Task to carry out: Copy out all lines that hold "Development".

Data in this exercise:
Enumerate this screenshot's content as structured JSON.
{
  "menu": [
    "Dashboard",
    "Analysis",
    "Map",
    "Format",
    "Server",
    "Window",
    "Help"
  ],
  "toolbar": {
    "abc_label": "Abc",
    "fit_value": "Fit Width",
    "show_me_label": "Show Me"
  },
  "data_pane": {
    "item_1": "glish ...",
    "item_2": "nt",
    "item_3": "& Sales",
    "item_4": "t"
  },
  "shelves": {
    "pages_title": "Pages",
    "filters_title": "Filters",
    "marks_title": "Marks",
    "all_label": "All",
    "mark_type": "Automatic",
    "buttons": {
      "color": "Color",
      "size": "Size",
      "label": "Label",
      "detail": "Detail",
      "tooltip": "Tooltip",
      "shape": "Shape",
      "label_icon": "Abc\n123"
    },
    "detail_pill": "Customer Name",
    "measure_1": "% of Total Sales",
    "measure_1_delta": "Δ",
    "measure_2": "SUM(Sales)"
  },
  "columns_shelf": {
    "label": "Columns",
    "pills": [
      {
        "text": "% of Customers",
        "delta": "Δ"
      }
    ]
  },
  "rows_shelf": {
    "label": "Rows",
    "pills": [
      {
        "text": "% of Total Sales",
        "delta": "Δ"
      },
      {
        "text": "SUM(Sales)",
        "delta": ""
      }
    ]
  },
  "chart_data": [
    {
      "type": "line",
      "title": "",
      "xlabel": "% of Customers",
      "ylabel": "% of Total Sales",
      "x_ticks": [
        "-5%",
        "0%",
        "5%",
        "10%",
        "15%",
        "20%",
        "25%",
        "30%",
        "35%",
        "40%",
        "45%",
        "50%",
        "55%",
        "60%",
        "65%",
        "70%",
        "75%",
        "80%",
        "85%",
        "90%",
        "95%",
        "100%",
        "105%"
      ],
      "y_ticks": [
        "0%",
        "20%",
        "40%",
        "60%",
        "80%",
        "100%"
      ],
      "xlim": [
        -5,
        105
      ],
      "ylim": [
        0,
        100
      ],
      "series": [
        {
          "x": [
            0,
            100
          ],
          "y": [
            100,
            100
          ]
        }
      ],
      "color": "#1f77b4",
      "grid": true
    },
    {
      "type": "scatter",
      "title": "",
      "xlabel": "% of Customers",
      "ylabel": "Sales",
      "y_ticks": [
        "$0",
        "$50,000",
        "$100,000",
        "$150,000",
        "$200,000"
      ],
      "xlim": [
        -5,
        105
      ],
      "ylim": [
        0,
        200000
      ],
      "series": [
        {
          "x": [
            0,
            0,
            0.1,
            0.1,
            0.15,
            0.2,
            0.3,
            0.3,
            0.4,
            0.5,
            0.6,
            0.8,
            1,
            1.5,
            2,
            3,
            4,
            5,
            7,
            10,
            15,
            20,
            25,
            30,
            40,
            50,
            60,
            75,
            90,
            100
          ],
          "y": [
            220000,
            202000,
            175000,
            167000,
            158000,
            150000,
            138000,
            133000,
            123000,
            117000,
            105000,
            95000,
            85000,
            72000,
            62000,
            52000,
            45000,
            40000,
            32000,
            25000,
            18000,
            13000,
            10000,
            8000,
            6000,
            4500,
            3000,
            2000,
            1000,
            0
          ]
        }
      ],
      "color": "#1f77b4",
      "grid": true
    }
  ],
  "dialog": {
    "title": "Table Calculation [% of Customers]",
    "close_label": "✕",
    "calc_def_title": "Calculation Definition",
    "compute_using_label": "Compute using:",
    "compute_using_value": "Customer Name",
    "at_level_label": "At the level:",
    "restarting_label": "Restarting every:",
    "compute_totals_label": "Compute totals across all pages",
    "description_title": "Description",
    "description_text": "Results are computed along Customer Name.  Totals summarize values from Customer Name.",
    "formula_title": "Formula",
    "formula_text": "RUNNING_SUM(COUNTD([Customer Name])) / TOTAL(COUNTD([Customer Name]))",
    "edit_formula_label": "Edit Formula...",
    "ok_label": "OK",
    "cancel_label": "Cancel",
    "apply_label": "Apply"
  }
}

---

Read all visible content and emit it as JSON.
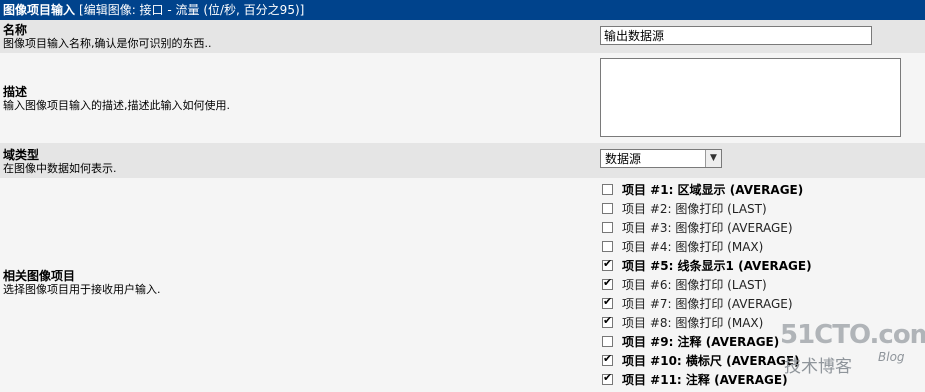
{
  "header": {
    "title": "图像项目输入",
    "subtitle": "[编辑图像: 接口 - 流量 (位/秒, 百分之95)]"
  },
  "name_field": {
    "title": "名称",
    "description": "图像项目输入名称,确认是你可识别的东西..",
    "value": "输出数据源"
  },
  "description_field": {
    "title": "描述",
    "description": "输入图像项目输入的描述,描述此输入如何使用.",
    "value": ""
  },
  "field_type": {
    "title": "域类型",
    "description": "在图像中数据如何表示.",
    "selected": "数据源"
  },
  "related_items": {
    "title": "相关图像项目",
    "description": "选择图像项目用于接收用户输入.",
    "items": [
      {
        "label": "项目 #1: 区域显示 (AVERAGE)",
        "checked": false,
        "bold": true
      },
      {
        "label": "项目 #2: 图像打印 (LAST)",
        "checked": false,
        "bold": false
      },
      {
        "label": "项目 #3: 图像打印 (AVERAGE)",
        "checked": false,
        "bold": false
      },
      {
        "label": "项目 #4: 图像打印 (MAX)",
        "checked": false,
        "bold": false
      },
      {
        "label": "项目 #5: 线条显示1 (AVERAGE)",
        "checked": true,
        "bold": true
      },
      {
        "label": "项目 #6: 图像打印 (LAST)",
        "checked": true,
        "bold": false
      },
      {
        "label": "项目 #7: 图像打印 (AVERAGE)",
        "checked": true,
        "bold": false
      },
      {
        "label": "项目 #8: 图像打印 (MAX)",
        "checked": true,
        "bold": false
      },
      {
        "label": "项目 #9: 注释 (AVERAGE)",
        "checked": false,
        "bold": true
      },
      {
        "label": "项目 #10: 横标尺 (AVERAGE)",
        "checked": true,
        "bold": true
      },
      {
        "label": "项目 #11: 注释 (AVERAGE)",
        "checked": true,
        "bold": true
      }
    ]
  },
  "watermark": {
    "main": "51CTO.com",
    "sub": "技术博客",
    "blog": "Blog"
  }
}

==

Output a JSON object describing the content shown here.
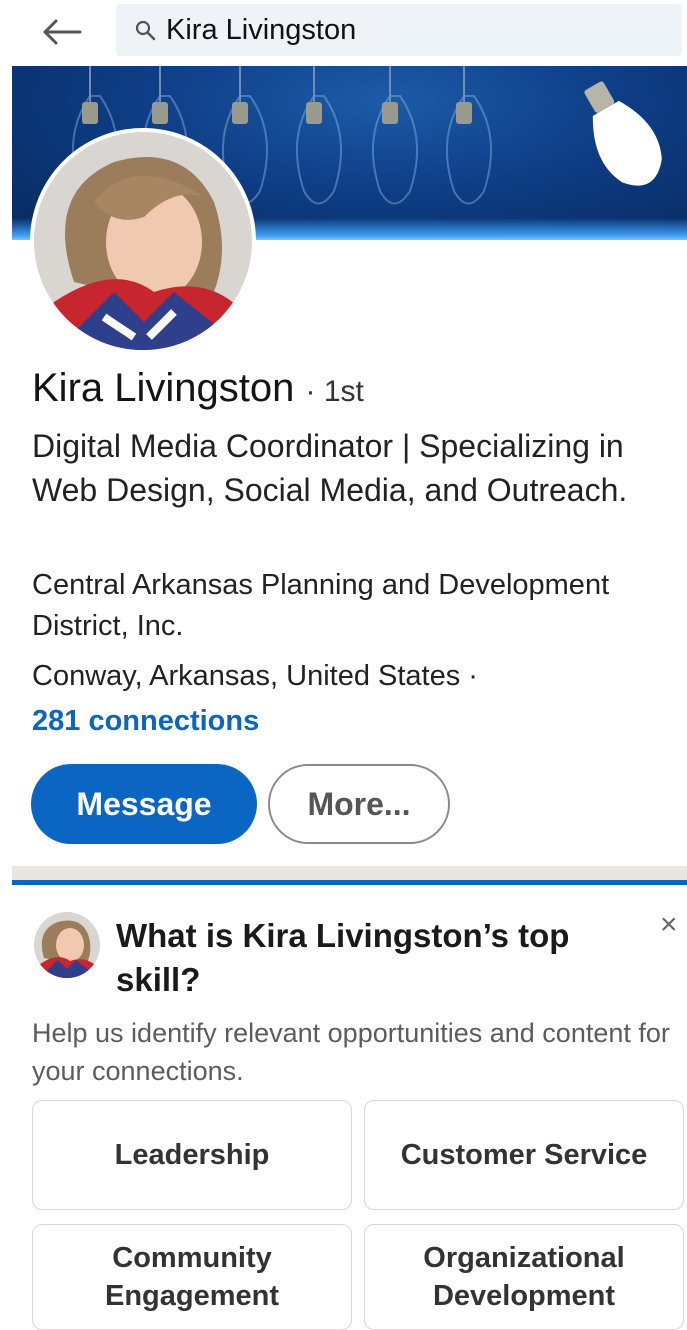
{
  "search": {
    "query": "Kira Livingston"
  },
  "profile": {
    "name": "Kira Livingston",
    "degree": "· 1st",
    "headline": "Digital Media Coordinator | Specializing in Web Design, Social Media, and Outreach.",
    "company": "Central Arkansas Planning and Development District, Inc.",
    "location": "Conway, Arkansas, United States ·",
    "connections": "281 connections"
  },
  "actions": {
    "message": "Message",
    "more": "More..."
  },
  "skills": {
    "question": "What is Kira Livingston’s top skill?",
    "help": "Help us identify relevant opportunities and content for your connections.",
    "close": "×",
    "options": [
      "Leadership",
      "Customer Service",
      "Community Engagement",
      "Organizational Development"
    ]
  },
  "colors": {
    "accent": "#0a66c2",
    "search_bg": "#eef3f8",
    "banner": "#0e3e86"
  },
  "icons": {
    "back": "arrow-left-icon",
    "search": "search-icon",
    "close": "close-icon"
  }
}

Final answer:
    "company": "Central Arkansas Planning and Development District, Inc.",
      "Organizational Development"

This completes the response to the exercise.